'''

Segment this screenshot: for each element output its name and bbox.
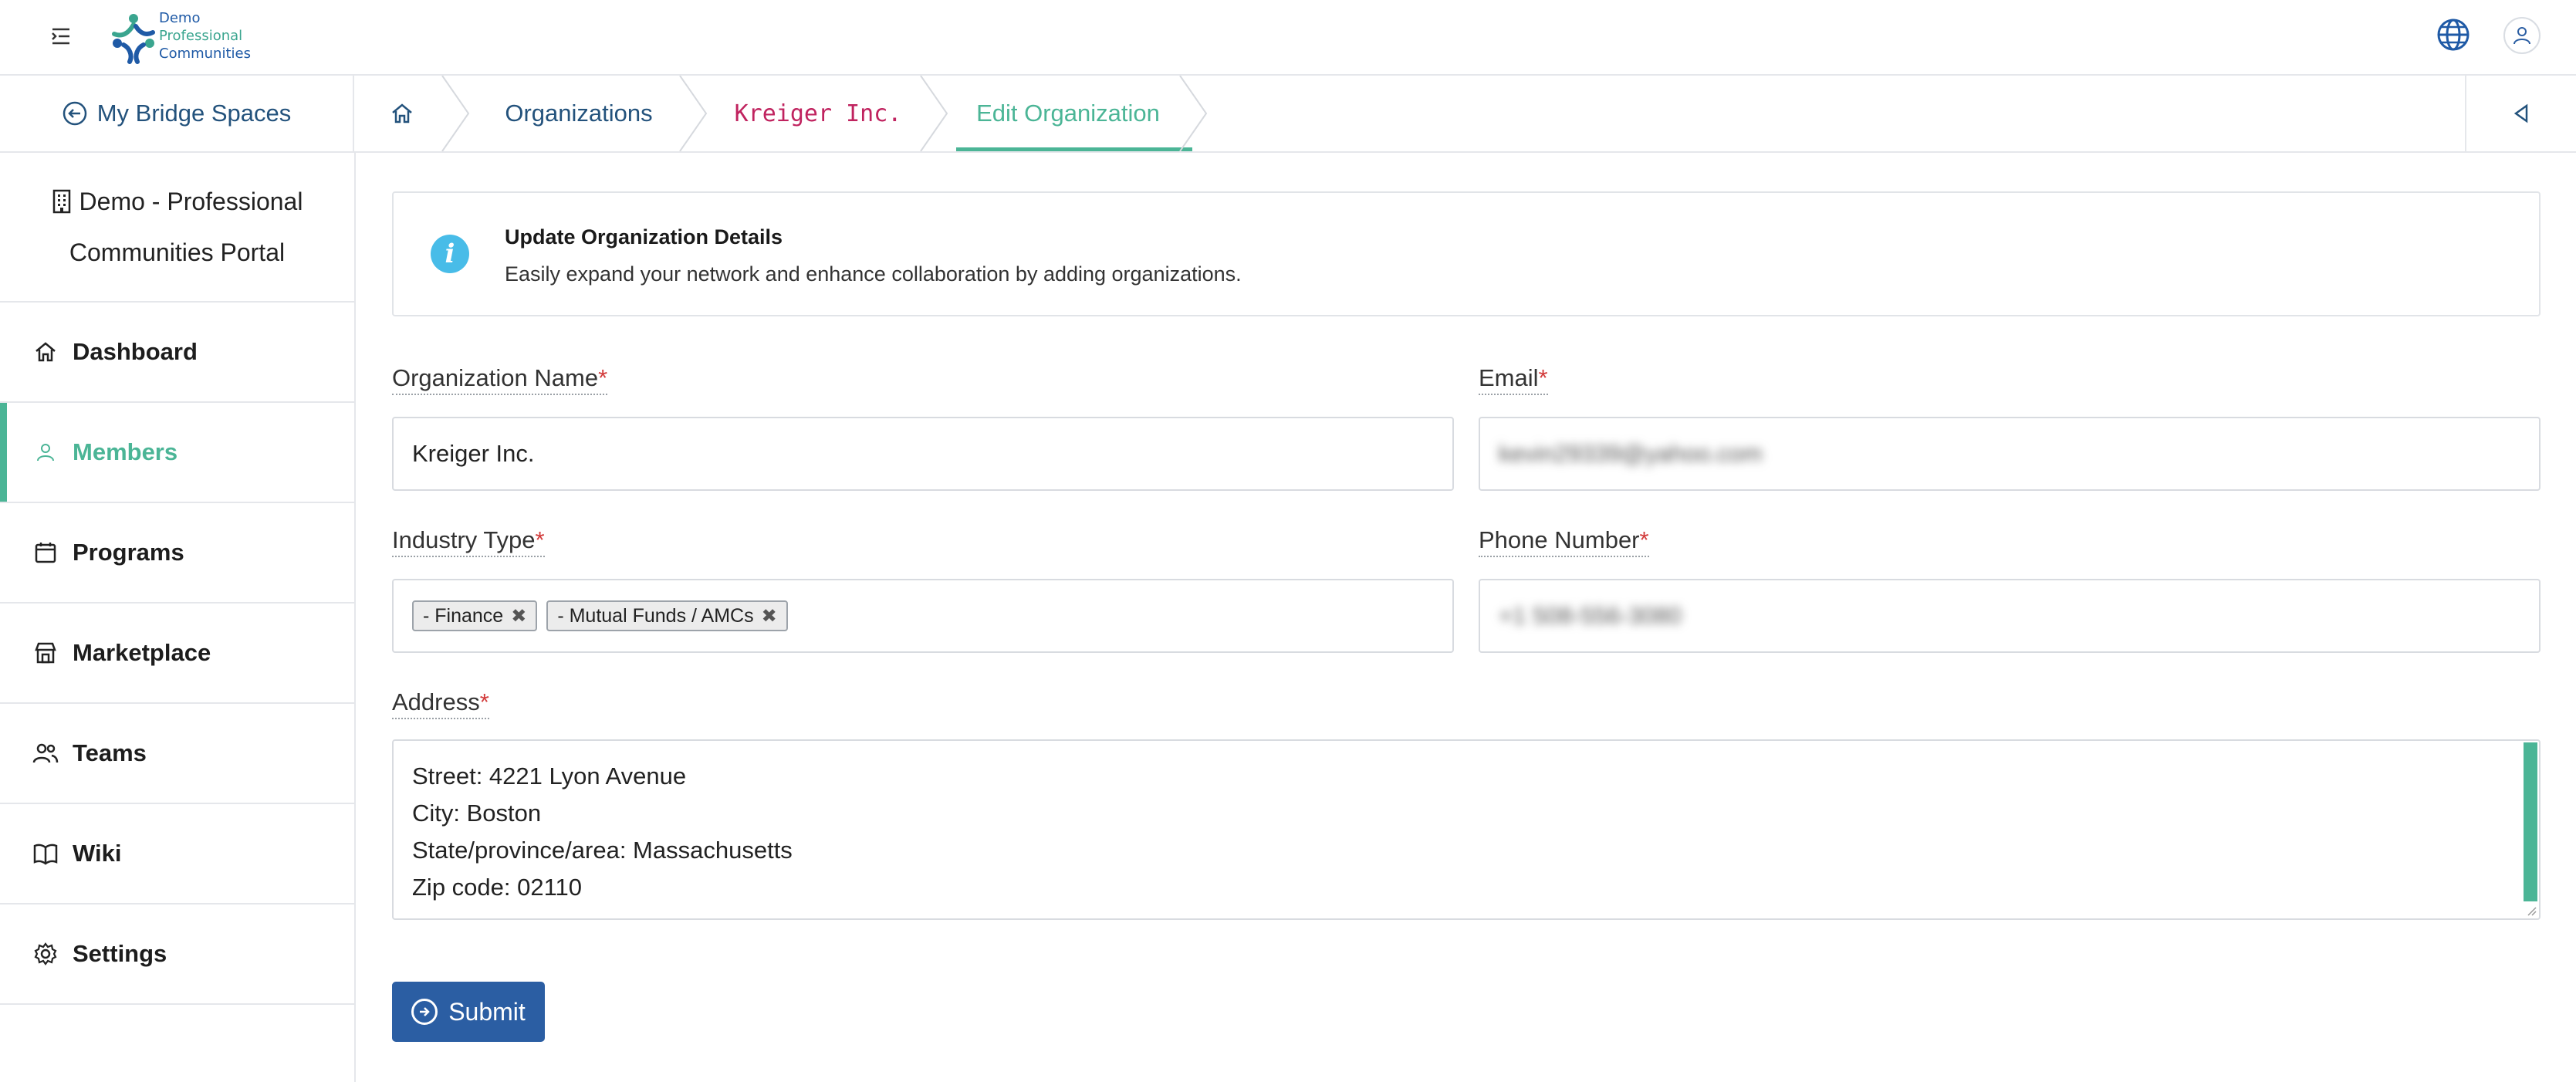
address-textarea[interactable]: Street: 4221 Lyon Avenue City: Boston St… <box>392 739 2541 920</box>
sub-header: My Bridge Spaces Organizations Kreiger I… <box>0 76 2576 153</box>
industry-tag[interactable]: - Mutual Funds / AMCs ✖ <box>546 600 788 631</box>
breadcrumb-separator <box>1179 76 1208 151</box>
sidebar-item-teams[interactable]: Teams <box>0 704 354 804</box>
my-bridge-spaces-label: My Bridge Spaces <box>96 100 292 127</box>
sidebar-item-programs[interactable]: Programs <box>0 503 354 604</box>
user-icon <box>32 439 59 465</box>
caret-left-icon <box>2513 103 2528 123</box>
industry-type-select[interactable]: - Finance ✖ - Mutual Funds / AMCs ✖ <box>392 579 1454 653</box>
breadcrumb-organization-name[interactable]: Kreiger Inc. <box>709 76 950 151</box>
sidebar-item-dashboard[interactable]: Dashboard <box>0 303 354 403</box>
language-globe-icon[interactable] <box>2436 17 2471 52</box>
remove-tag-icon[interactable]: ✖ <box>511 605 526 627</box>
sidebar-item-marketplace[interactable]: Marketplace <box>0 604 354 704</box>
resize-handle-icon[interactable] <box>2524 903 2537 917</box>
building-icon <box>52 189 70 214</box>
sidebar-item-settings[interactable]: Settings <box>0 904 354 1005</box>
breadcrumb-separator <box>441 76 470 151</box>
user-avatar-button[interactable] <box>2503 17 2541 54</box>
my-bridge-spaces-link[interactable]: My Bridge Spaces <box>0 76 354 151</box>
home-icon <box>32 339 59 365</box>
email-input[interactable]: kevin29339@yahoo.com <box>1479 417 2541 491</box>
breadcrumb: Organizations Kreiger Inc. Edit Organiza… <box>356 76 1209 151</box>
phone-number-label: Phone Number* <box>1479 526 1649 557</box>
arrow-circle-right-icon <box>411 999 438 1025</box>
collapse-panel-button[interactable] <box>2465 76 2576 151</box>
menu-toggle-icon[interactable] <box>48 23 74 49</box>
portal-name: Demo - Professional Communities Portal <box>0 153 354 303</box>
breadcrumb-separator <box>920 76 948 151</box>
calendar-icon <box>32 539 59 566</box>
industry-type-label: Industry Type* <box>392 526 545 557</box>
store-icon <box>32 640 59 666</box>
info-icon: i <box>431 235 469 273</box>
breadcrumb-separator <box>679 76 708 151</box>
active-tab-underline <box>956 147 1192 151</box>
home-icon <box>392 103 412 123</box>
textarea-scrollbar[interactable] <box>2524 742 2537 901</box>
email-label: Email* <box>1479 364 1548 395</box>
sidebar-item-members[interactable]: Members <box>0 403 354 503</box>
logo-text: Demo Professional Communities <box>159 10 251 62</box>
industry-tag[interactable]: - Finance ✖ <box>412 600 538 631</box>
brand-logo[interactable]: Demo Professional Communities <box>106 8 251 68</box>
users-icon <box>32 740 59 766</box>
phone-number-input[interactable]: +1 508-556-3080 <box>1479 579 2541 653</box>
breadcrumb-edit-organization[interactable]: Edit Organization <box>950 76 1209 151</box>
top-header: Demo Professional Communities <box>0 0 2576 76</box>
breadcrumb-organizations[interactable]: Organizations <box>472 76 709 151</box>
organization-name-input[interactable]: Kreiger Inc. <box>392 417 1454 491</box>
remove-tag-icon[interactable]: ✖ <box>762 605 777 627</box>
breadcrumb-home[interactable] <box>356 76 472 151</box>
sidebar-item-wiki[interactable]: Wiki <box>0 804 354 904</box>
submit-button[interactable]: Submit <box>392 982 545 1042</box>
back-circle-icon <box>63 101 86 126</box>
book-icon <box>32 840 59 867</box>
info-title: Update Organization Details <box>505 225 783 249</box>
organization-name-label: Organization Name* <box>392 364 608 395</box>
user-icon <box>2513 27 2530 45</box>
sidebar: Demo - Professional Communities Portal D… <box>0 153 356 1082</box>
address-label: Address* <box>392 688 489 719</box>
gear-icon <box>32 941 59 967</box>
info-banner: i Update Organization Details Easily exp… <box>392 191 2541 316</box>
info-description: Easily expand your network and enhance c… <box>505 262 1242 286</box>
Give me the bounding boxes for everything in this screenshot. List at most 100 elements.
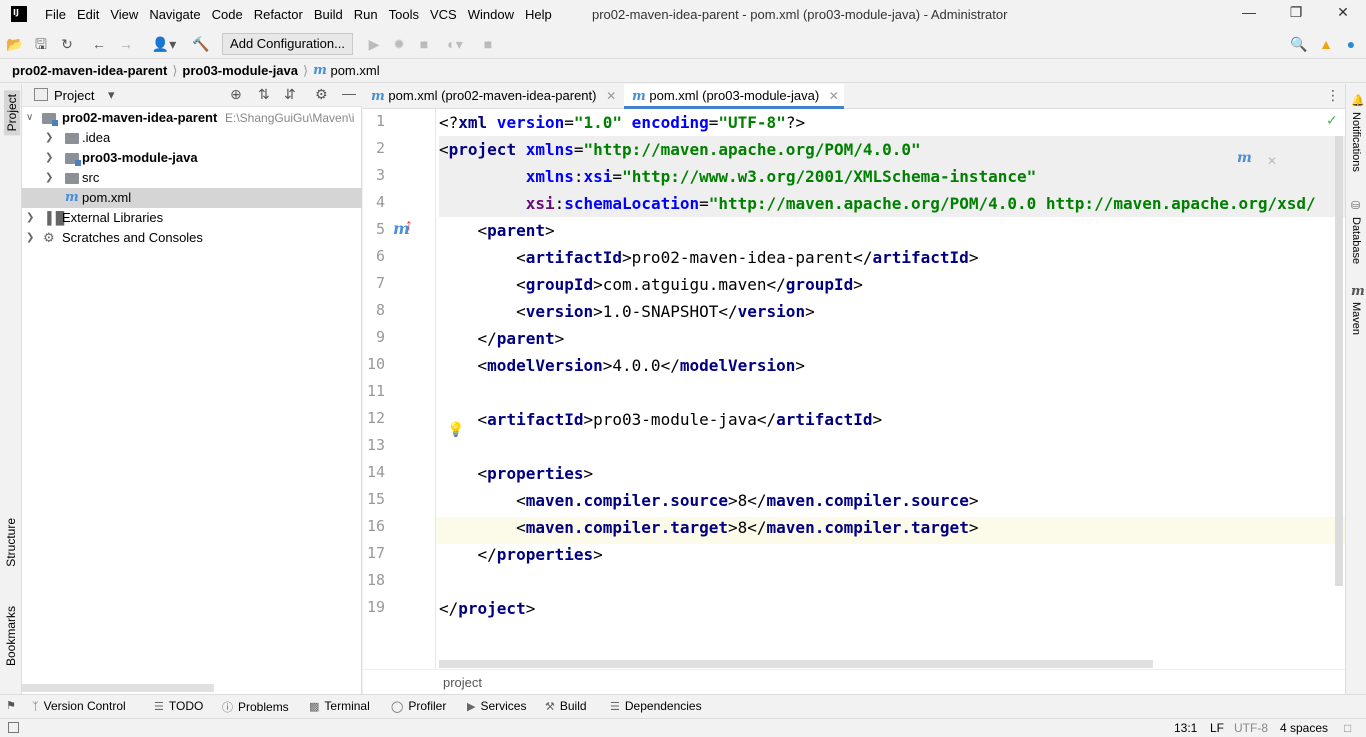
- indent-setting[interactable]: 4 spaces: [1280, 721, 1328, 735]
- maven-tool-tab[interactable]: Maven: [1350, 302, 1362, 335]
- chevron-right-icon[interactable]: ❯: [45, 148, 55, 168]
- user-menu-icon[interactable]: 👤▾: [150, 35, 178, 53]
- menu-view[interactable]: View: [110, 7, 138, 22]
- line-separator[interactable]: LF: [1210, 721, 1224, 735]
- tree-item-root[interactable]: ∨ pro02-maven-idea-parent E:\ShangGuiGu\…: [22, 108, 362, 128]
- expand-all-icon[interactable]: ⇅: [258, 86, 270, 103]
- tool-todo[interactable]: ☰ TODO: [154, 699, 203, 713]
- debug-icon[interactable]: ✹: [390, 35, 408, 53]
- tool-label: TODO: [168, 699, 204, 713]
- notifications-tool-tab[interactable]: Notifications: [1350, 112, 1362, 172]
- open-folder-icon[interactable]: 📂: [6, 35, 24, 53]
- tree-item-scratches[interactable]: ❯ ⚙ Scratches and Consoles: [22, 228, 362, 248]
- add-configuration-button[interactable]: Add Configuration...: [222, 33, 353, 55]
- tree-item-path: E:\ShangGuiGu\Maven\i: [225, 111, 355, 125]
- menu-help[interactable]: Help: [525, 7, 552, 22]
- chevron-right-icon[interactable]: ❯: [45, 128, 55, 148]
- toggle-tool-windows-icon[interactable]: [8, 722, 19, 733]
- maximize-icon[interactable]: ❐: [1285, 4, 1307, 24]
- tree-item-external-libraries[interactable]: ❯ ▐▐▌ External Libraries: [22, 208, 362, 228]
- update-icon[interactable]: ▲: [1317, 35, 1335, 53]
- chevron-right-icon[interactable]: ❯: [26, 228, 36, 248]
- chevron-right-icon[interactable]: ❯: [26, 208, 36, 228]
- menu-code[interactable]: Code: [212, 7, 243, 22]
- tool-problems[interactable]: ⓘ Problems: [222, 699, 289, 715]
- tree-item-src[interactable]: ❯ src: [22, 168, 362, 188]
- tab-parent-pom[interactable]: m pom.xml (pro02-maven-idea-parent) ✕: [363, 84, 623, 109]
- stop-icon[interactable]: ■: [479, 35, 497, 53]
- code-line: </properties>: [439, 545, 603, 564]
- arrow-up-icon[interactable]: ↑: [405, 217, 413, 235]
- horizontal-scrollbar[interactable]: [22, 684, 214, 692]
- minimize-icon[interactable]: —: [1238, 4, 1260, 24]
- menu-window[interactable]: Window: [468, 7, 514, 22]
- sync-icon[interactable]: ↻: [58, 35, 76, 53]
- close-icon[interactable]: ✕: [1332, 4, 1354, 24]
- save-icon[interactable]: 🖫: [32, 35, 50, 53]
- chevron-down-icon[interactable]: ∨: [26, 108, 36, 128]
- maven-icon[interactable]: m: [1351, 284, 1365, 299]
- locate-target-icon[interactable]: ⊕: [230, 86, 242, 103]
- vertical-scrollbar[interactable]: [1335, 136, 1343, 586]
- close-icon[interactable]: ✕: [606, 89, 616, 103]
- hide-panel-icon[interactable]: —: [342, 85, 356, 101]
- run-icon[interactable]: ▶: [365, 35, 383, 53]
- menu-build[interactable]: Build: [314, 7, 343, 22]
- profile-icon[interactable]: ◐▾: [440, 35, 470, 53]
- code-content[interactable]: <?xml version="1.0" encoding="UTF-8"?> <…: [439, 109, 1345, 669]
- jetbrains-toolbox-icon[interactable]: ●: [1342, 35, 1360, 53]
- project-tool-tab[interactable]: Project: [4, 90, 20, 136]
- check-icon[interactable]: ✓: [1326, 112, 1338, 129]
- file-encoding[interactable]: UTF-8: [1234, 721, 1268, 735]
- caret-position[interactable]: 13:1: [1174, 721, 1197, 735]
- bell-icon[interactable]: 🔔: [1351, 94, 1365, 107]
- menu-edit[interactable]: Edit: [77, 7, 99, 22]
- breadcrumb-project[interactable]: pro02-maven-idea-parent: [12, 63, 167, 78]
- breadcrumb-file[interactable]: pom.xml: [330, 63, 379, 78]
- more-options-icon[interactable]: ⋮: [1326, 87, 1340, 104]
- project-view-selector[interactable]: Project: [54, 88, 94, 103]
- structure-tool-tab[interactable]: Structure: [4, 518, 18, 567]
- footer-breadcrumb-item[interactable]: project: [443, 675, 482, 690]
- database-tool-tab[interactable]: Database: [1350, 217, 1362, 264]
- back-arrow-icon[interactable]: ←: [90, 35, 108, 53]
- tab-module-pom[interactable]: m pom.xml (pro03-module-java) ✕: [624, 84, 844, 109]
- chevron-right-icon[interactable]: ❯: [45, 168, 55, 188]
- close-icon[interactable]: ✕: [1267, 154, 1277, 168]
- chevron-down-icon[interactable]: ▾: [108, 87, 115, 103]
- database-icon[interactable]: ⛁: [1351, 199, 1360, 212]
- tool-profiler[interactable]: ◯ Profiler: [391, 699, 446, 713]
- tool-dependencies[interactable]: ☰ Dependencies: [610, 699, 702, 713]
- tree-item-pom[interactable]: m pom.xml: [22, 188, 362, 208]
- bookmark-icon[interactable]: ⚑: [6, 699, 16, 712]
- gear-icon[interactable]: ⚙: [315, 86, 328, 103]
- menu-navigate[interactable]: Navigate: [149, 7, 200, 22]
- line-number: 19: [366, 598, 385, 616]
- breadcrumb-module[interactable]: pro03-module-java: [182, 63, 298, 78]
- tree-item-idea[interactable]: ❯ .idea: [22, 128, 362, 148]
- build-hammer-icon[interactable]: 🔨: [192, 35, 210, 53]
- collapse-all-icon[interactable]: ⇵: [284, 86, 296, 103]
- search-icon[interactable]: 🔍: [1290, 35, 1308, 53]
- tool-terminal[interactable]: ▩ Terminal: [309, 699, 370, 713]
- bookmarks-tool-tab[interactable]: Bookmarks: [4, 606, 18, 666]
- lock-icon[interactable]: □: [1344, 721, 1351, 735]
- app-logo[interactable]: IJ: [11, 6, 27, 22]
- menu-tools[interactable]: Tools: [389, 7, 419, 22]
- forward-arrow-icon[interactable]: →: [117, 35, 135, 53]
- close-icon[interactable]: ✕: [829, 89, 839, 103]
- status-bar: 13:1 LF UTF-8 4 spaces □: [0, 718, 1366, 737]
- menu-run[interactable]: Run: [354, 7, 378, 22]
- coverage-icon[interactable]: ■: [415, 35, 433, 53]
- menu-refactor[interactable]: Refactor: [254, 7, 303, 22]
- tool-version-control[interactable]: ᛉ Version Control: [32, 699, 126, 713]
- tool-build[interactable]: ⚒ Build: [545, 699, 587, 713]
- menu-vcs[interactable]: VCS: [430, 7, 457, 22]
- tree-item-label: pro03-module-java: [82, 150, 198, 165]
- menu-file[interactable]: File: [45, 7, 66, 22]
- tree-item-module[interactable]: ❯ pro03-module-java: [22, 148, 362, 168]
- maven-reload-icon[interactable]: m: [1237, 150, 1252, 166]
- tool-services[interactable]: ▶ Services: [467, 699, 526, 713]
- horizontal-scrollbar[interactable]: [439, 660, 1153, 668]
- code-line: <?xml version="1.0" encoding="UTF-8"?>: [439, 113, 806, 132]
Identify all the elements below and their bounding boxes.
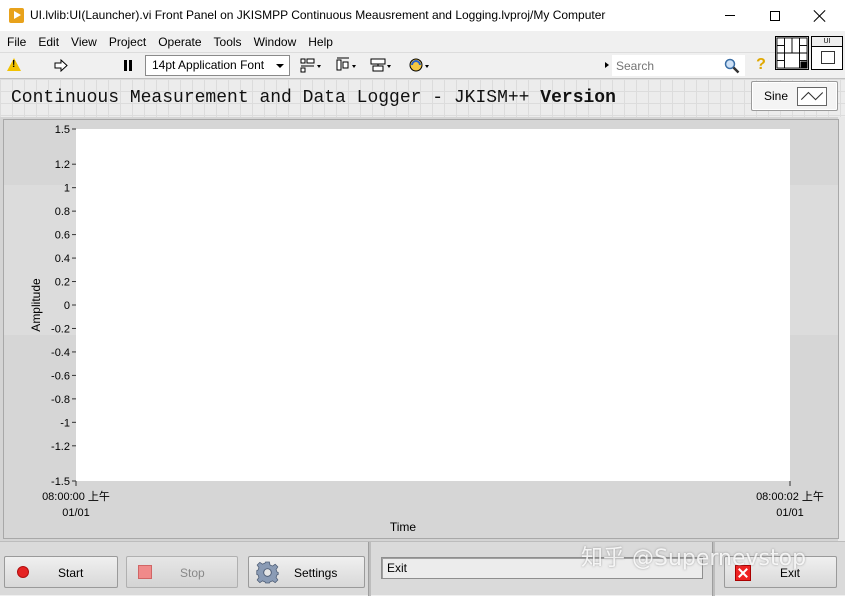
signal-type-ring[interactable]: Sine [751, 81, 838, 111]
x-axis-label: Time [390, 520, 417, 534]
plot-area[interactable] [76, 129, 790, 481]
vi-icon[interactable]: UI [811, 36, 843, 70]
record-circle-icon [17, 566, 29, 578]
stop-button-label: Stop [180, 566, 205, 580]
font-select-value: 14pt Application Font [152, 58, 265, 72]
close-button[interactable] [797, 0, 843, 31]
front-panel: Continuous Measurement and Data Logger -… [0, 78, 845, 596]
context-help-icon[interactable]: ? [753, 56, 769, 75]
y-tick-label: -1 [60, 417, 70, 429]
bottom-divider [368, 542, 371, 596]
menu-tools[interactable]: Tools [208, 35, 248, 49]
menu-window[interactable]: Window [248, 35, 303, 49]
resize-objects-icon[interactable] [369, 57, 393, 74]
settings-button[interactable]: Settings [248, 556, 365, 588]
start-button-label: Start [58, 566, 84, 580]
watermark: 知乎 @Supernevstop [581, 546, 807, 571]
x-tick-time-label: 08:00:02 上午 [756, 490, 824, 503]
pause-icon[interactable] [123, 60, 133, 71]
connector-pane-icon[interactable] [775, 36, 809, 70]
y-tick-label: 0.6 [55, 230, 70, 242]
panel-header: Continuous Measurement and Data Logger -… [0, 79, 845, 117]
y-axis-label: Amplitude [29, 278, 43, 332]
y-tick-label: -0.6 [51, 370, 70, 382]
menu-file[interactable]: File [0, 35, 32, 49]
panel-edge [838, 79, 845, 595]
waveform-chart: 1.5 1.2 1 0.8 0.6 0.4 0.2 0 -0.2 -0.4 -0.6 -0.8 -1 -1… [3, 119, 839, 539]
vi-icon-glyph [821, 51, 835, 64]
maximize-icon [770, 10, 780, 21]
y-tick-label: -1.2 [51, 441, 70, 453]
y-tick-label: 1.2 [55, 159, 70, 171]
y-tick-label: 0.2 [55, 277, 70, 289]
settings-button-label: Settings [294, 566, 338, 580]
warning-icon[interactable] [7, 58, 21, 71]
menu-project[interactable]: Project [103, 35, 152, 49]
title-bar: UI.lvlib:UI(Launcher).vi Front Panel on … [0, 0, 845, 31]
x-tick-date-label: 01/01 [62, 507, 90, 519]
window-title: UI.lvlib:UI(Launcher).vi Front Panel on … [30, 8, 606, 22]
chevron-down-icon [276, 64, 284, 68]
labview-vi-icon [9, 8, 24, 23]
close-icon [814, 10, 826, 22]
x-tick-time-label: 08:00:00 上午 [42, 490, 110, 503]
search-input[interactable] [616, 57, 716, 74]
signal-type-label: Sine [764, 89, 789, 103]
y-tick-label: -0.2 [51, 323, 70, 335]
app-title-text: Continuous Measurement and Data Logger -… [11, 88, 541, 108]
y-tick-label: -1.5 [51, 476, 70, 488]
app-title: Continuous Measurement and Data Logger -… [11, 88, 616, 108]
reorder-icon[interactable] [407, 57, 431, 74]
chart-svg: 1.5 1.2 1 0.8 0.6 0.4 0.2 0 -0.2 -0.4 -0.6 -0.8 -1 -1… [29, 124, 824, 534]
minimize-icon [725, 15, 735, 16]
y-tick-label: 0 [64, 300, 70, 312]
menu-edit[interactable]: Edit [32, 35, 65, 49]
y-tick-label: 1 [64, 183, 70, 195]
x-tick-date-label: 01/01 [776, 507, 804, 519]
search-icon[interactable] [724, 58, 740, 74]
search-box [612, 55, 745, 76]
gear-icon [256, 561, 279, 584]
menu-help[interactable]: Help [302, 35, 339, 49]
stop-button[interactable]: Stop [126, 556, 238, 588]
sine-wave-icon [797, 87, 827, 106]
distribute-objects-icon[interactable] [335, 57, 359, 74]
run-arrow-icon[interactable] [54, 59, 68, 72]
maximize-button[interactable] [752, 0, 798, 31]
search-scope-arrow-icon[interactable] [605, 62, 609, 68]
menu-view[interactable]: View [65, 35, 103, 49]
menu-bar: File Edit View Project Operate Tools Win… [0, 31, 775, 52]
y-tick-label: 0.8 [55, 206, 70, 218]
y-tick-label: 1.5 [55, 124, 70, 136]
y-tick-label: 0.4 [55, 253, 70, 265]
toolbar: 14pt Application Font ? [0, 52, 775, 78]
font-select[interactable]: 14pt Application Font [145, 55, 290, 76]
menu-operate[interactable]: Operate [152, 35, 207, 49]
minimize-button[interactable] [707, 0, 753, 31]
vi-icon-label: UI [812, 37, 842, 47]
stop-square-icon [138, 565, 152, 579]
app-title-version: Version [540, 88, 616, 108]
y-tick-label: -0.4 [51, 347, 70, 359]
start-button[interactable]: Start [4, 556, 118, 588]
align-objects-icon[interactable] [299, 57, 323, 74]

'''

## WHAT YOU SHOULD DO
Transcribe the stretch of the material from the line containing "signal-type-ring[interactable]: Sine [751, 81, 838, 111]" through the line containing "y-tick-label: 0.6 [55, 230, 70, 242]", keeping every line exactly as it appears.

## CORRECT OUTPUT
signal-type-ring[interactable]: Sine [751, 81, 838, 111]
x-axis-label: Time [390, 520, 417, 534]
plot-area[interactable] [76, 129, 790, 481]
vi-icon[interactable]: UI [811, 36, 843, 70]
record-circle-icon [17, 566, 29, 578]
stop-button-label: Stop [180, 566, 205, 580]
font-select-value: 14pt Application Font [152, 58, 265, 72]
close-button[interactable] [797, 0, 843, 31]
front-panel: Continuous Measurement and Data Logger -… [0, 78, 845, 596]
context-help-icon[interactable]: ? [753, 56, 769, 75]
y-tick-label: -1 [60, 417, 70, 429]
bottom-divider [368, 542, 371, 596]
menu-tools[interactable]: Tools [208, 35, 248, 49]
menu-window[interactable]: Window [248, 35, 303, 49]
resize-objects-icon[interactable] [369, 57, 393, 74]
settings-button[interactable]: Settings [248, 556, 365, 588]
start-button-label: Start [58, 566, 84, 580]
watermark: 知乎 @Supernevstop [581, 546, 807, 571]
x-tick-time-label: 08:00:02 上午 [756, 490, 824, 503]
pause-icon[interactable] [123, 60, 133, 71]
connector-pane-icon[interactable] [775, 36, 809, 70]
y-tick-label: 0.6 [55, 230, 70, 242]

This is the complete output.